§ **Material**:
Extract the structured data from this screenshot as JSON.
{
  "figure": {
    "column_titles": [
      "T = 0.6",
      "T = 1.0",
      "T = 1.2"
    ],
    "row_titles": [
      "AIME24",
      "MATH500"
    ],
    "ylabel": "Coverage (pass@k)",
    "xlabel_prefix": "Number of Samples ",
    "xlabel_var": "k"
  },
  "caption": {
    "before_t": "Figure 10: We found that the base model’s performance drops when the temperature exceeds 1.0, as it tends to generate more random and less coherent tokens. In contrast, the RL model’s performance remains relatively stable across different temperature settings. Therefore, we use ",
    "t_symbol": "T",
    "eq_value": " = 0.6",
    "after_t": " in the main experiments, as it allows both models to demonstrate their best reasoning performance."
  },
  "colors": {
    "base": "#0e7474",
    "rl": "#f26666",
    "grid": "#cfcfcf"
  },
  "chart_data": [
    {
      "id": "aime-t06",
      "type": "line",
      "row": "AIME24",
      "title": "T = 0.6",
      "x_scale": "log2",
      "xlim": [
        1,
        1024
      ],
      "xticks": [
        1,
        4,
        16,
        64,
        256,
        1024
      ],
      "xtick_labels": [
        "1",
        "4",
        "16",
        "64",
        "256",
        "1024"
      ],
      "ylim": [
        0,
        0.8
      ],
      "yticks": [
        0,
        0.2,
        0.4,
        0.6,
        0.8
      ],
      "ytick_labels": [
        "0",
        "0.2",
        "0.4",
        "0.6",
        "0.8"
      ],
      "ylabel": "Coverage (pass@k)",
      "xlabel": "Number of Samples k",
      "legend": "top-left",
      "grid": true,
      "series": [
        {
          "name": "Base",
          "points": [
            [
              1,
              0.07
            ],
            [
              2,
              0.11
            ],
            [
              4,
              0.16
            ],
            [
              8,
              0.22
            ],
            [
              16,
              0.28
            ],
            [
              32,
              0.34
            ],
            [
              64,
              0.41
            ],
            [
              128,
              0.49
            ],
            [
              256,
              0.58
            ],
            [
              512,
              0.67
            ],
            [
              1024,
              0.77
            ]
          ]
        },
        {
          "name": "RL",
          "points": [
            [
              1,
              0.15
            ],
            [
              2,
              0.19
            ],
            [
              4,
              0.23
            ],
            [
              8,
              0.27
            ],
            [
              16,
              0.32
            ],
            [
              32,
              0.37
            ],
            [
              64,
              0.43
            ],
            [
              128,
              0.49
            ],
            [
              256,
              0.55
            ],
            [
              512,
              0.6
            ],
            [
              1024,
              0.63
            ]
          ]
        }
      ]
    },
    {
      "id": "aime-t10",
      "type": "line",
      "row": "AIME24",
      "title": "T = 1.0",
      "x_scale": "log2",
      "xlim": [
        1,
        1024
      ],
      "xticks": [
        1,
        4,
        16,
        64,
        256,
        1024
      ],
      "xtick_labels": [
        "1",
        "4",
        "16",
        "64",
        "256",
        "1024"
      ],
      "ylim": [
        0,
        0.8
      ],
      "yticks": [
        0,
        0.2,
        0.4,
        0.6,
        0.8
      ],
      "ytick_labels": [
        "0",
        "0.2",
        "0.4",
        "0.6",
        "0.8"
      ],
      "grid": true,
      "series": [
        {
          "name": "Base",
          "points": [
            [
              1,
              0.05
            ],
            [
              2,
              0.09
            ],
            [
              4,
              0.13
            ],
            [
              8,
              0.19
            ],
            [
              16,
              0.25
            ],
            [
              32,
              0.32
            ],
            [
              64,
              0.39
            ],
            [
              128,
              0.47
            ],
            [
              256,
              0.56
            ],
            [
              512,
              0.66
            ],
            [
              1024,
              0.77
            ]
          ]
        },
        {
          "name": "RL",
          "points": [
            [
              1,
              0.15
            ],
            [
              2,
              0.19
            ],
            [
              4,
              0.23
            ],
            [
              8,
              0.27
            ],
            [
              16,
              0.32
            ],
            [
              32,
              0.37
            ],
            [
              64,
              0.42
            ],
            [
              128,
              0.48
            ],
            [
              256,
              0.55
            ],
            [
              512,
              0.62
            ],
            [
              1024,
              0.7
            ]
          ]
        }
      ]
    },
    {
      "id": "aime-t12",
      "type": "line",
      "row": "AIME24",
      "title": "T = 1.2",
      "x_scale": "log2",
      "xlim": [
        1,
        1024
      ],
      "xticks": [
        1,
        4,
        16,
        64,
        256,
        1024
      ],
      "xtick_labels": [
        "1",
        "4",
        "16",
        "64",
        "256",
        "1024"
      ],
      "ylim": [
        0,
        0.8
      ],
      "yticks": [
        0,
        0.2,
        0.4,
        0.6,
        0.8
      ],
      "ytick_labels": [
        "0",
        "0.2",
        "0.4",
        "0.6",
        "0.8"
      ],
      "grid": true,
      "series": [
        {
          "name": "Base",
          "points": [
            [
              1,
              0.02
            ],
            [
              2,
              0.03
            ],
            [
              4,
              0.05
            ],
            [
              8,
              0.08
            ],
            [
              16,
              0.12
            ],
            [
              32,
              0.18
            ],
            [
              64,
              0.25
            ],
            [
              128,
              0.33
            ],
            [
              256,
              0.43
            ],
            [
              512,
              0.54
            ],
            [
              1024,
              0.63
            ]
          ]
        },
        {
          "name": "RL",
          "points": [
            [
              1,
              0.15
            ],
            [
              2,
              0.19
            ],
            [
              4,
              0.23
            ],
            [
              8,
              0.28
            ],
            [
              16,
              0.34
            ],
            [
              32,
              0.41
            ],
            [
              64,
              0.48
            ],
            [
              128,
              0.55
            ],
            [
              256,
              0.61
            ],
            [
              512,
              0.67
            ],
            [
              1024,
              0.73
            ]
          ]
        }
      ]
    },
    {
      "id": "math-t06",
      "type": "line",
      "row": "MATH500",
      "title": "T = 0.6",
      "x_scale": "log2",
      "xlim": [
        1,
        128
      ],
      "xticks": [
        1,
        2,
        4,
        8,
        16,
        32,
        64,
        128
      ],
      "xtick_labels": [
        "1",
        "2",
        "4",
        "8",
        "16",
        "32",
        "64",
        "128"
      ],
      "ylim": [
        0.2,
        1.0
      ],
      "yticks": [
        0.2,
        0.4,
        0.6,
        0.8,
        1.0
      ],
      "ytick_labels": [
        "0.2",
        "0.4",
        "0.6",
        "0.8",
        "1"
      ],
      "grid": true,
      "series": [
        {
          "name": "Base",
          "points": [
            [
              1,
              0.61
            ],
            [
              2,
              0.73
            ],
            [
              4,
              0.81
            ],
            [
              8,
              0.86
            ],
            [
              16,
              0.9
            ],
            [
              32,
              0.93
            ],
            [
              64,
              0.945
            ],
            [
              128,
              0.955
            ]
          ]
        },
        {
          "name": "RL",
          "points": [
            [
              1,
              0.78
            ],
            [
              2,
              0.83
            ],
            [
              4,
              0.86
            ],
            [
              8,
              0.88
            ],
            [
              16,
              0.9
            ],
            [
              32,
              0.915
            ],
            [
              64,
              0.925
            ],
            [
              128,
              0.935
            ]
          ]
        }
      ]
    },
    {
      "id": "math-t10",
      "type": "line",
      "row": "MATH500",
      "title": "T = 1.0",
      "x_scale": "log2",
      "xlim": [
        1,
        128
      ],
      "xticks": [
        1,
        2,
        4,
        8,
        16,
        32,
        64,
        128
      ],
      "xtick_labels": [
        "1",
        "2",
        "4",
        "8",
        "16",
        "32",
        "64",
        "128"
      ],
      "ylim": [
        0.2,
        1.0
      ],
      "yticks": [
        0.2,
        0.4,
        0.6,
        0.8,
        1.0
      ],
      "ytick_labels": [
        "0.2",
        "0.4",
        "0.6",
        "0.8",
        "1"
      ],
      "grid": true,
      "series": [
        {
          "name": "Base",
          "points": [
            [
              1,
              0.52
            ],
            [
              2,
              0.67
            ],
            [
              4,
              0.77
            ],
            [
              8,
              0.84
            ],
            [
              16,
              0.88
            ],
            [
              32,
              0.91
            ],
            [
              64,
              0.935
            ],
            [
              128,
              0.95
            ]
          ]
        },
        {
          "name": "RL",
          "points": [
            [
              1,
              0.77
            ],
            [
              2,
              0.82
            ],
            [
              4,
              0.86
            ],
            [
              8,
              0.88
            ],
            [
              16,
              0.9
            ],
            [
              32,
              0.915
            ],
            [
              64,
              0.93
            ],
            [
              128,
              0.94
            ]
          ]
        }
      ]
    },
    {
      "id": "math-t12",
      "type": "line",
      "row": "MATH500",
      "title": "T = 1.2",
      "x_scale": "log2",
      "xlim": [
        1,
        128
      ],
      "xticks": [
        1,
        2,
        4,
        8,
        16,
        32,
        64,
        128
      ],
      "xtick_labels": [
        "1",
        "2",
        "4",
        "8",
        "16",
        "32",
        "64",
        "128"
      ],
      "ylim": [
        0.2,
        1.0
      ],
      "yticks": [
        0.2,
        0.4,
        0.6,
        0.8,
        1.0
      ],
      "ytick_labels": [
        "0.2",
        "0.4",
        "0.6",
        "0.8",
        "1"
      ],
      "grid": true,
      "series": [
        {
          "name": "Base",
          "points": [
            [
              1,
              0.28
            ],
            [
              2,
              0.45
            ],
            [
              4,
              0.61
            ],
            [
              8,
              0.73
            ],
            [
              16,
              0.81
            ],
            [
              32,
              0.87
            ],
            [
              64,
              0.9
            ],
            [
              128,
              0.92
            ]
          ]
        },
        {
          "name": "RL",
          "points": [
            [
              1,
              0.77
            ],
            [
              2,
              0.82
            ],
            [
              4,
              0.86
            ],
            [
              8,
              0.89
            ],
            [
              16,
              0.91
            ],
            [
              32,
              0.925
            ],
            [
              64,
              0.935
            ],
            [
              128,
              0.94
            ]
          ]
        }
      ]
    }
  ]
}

§ **Task objective**:
Filter out all lines lacking the word "Samples" and copy the rest.

§ **Reply**:
    "xlabel_prefix": "Number of Samples ",
      "xlabel": "Number of Samples k",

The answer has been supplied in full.